> **DOCUMENT TEXT**
•••

Garden Bouquet aims to share this creative process with the community through their various workshops including wreath arrangements, centerpiece designs, flower crown making and more. The workshops are a way for the owners to offer tricks of the trade, but their main goal is to get those in attendance to connect with what they’re attempting to create, Maggie said.

“You’re arrangement is the canvas and your flowers are the paint,” she added.

Floral arrangements aren’t the only art form offered by Garden Bouquet. The owners run two side businesses as well. The Crones’ Nest, operates within Garden Bouquet and brings an apothecary line as well as the owners other interests into the shop. Reiki energy healing sessions, which focus on repairing and balancing one’s energy, tarot card readings which can be used to illuminates one’s path of life, and sound healing sessions which can induce relaxing and meditative states are all among the other offerings of Garden Bouquet.

The shops latest business venture is Earth Heart Gardens, which is run by DJ and will be beginning its first season shortly. The goal is to take urban spaces and turn them into productive spaces through flowers and landscape design, DJ said.

“Not only can those spaces be productive and functional, I hope and intend on them creating beautiful and aesthetically pleasing places and spaces to cultivate a joy and connection with their property just through interaction,” DJ said. “It’s not just about what people want those flowers to look like, but really trying to embody the essence or creative energy of the person that we’re building these flowers for whether or not they are a patient in the hospital or your 87-year-old grandmother who has some spunk and funk and wants something cool and not just a tight knit mound of flowers.”

•••

> **TASK GOAL**
Carry on the piece about the Garden Bouquet flower shop after its last sentence, in the same style.

•••

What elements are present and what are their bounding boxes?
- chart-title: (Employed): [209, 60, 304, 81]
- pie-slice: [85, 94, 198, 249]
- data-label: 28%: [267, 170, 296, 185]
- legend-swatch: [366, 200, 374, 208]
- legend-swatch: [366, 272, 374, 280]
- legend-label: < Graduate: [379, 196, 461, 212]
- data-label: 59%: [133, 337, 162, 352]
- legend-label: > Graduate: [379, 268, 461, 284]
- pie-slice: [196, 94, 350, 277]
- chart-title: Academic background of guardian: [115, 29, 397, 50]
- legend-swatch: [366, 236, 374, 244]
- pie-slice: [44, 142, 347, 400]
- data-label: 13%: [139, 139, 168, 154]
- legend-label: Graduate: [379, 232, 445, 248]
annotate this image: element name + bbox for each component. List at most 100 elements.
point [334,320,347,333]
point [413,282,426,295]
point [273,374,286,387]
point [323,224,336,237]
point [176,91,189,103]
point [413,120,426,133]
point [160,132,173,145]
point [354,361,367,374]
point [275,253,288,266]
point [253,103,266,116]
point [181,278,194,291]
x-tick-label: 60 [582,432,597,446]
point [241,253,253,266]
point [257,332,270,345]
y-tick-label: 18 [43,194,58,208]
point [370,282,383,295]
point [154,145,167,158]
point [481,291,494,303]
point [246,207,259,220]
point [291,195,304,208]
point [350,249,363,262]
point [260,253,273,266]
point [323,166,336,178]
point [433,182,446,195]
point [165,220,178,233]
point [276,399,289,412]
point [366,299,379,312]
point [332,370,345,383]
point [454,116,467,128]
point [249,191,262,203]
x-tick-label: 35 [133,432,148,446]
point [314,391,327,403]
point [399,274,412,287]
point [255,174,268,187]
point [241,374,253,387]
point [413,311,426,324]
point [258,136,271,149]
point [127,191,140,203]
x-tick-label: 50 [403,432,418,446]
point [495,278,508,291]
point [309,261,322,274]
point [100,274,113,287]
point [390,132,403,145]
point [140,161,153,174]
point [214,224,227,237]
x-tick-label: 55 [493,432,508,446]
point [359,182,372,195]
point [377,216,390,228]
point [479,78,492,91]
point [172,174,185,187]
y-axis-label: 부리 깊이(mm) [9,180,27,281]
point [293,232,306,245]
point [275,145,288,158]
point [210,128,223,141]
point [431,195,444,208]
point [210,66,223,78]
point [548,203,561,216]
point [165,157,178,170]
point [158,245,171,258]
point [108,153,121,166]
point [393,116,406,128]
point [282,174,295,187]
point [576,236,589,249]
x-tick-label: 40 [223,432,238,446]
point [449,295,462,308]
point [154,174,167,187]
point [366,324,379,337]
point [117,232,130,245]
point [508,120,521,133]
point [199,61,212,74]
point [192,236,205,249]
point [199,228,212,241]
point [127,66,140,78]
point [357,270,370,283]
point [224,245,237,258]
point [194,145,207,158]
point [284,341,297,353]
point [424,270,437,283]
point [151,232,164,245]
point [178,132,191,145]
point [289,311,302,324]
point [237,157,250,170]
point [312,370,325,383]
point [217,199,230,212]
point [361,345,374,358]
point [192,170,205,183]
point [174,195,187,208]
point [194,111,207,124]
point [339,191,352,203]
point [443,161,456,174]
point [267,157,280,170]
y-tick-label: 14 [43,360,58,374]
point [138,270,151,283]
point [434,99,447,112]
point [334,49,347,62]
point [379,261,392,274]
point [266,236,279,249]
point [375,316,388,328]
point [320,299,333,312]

•••

> **ANSWER SPACE**
Coming from a field focused on farming and sustainability, DJ was apprehensive about exploring the floral side of gardening at first, but during his time at Garden Bouquet, and learning to design and create with flowers, he has found a new appreciation for the art, he said.

“As a female dominated business I found a lot of unexpected joy and support coming in and starting to design. There’s a lot of subtleties that need to be appreciated in order to really understand that yes, this is going to die and it’s that much more beautiful because it is fleeting,” DJ said. “It might seem as though throwing together a bouquet is as simple as putting stems in a vase, but until you start to do it there’s a lot of challenges and problem solving to utilize that make the process more intensive. There are creative processes to go through and ways to begin and ways to end.”

The premise of Garden Bouquet and Design may be to provide beautiful floral arrangements for every occasion, but their main goal is to come in each day with happiness and laughter and to spread those smiles with each person who comes through the door, Maggie said.

“None of it matters if you’re not doing that,” she said.